**DESCRIPTION OF THE TASK**: Restate word for word the part of the material that opens with its first line and closes with the line containing "1458, 1060, 1673]", including both of those lines.

**RECORDS TO USE**:
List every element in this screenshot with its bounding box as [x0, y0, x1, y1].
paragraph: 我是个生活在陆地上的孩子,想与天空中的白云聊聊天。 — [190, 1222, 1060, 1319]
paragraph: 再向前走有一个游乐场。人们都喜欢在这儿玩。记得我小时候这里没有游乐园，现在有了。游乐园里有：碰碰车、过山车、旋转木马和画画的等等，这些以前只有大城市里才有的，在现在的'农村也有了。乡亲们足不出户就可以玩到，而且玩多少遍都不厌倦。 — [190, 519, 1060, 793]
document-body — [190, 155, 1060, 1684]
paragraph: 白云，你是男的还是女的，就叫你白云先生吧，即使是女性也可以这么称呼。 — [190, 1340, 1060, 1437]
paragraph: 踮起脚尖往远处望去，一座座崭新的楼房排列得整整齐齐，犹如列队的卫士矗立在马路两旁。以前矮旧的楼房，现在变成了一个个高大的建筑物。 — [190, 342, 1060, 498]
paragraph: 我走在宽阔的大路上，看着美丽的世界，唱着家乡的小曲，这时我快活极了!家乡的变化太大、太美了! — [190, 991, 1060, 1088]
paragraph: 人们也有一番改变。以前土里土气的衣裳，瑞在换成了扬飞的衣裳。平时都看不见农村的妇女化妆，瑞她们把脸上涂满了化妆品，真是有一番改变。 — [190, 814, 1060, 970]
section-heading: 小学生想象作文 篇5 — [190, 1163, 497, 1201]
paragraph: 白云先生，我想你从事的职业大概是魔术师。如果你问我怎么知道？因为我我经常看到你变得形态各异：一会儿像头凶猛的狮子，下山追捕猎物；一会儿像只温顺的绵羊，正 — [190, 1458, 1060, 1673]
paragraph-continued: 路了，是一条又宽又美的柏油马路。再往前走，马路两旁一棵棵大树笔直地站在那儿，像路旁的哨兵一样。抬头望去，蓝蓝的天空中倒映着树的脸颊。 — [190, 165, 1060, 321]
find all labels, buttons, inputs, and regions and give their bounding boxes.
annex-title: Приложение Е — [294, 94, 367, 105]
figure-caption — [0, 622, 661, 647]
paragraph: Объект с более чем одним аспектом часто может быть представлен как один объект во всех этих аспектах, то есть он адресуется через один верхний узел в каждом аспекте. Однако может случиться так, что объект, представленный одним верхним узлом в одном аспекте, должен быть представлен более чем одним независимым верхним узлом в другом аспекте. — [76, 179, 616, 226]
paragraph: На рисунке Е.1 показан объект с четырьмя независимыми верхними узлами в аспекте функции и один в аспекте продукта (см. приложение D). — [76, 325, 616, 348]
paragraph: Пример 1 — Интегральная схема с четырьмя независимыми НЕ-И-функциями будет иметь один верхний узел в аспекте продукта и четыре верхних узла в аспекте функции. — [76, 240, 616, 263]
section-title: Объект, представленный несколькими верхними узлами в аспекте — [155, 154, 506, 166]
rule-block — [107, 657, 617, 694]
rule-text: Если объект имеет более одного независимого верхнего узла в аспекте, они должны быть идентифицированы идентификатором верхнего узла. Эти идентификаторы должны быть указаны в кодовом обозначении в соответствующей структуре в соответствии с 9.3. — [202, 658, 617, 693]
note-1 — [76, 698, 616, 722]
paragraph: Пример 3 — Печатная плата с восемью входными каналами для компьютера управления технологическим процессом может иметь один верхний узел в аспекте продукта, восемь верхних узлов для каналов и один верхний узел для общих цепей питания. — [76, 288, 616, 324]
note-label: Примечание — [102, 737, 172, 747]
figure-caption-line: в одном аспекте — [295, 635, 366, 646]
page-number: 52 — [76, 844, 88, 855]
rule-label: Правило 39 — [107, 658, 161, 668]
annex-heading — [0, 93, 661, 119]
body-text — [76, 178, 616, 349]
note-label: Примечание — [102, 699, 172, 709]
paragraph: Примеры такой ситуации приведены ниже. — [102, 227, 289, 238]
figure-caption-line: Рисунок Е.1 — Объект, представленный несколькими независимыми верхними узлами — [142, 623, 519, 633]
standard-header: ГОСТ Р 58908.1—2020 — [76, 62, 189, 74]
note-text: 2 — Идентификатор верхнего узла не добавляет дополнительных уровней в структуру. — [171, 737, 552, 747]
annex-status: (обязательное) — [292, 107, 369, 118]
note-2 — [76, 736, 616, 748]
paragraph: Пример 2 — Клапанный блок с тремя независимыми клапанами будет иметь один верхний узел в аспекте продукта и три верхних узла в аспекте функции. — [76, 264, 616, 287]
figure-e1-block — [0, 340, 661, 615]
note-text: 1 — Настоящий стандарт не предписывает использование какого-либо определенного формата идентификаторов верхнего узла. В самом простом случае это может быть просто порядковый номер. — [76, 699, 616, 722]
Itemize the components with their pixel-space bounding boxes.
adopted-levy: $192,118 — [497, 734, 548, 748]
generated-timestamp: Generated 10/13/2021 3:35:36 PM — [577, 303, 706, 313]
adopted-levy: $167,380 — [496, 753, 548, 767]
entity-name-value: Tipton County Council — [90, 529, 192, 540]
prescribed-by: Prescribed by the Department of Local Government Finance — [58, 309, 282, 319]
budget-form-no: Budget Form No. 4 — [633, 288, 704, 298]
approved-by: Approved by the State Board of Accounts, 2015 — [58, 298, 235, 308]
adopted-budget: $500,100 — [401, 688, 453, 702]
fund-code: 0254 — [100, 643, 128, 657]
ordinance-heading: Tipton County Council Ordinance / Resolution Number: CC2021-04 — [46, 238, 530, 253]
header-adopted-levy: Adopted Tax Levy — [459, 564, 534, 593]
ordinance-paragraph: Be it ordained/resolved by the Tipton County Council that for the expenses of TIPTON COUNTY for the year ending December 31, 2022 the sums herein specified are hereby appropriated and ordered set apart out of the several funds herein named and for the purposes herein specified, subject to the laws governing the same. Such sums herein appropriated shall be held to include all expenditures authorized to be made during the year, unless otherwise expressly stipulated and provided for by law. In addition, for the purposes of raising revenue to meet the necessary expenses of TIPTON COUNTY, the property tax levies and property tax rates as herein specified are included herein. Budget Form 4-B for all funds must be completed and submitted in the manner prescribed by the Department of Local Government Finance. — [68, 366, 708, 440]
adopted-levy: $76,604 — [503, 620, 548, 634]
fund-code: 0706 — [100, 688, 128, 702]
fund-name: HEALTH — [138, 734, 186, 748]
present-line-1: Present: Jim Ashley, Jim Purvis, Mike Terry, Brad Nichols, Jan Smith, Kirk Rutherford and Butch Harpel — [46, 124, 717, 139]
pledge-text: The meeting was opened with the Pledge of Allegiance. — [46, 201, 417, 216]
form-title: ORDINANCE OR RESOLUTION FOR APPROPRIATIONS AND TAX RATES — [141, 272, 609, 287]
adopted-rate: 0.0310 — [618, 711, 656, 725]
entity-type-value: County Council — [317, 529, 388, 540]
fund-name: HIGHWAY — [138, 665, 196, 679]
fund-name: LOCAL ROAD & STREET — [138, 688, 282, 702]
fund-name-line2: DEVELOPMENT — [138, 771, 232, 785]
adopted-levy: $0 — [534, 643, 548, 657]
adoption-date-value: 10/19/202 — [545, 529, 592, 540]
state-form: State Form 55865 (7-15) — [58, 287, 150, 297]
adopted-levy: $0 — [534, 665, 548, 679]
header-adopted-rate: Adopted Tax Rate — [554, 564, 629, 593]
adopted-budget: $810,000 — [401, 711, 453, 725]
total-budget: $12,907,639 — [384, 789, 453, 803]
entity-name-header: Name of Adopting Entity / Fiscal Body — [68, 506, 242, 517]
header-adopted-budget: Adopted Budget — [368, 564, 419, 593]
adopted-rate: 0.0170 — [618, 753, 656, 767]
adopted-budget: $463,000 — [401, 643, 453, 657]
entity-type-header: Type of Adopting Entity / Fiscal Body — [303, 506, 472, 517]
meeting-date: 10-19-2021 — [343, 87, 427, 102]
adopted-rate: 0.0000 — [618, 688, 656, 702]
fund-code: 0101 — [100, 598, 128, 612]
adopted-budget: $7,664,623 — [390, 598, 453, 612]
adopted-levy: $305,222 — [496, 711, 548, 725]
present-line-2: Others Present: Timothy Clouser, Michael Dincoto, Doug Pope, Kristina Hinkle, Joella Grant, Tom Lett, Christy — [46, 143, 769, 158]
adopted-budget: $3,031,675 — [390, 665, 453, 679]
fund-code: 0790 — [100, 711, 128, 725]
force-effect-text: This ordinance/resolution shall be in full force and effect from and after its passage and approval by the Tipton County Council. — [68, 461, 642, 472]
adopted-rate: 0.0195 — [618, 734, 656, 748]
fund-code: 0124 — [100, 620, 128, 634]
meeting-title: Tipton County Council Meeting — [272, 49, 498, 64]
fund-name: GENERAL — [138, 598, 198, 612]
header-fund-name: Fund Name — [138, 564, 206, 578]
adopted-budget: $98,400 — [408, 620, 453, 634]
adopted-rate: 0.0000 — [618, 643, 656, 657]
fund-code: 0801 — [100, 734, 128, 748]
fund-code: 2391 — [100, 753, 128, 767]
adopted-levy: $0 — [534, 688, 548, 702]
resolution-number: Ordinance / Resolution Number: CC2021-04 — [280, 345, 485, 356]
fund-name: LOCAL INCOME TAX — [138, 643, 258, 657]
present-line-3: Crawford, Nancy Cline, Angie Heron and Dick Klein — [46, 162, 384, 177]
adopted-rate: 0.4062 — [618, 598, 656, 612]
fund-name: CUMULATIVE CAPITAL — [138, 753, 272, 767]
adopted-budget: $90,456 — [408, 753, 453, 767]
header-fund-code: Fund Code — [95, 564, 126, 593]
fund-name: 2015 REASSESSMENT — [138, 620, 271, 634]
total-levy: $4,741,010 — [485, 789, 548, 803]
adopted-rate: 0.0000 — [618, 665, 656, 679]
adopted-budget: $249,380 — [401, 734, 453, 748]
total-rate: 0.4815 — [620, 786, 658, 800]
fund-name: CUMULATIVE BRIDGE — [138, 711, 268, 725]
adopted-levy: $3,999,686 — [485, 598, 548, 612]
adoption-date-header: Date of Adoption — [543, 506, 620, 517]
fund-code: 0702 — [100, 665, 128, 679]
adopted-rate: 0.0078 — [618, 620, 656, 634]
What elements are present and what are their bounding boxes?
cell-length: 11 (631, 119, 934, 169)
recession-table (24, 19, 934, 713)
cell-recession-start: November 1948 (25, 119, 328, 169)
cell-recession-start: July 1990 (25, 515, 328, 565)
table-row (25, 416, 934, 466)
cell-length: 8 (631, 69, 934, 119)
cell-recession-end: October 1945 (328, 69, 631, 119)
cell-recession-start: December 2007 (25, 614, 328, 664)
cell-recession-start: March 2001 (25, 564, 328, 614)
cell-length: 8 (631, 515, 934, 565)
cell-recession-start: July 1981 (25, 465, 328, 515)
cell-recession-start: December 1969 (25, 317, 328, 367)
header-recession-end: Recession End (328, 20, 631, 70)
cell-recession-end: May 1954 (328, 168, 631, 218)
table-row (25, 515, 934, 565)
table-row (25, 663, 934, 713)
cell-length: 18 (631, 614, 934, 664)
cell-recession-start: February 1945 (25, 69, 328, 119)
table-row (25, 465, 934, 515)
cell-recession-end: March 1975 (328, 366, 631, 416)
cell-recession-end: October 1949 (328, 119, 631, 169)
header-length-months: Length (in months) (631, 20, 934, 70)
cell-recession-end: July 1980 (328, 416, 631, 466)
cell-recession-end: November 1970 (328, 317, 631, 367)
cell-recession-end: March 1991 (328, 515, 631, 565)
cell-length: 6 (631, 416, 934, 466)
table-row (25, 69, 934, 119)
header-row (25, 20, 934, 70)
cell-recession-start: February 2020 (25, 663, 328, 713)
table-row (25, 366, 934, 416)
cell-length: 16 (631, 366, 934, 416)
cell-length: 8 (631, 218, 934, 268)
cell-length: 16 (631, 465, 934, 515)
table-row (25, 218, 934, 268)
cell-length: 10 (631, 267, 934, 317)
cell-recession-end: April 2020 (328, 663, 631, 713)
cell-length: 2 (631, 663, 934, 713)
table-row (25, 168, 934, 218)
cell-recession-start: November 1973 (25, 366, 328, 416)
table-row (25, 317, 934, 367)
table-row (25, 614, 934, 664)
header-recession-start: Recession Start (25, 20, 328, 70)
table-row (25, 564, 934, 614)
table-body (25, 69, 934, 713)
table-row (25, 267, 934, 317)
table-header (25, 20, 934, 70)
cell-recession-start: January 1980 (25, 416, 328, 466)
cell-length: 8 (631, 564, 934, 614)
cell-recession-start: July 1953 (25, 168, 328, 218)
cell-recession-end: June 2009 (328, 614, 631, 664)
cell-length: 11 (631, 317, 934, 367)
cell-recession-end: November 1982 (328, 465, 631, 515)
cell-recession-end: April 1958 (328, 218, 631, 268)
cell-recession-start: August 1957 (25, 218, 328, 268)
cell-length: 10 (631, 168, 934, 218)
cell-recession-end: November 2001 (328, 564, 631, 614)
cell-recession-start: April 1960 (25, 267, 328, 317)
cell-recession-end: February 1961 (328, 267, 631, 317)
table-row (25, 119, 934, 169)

**RESPONSE**:
List every element in this screenshot with its bounding box as [x0, y0, x1, y1].
paragraph: 我是个生活在陆地上的孩子,想与天空中的白云聊聊天。 — [190, 1222, 1060, 1319]
paragraph: 再向前走有一个游乐场。人们都喜欢在这儿玩。记得我小时候这里没有游乐园，现在有了。游乐园里有：碰碰车、过山车、旋转木马和画画的等等，这些以前只有大城市里才有的，在现在的'农村也有了。乡亲们足不出户就可以玩到，而且玩多少遍都不厌倦。 — [190, 519, 1060, 793]
document-body — [190, 155, 1060, 1684]
paragraph: 白云，你是男的还是女的，就叫你白云先生吧，即使是女性也可以这么称呼。 — [190, 1340, 1060, 1437]
paragraph: 踮起脚尖往远处望去，一座座崭新的楼房排列得整整齐齐，犹如列队的卫士矗立在马路两旁。以前矮旧的楼房，现在变成了一个个高大的建筑物。 — [190, 342, 1060, 498]
paragraph: 我走在宽阔的大路上，看着美丽的世界，唱着家乡的小曲，这时我快活极了!家乡的变化太大、太美了! — [190, 991, 1060, 1088]
paragraph: 人们也有一番改变。以前土里土气的衣裳，瑞在换成了扬飞的衣裳。平时都看不见农村的妇女化妆，瑞她们把脸上涂满了化妆品，真是有一番改变。 — [190, 814, 1060, 970]
section-heading: 小学生想象作文 篇5 — [190, 1163, 497, 1201]
paragraph: 白云先生，我想你从事的职业大概是魔术师。如果你问我怎么知道？因为我我经常看到你变得形态各异：一会儿像头凶猛的狮子，下山追捕猎物；一会儿像只温顺的绵羊，正 — [190, 1458, 1060, 1673]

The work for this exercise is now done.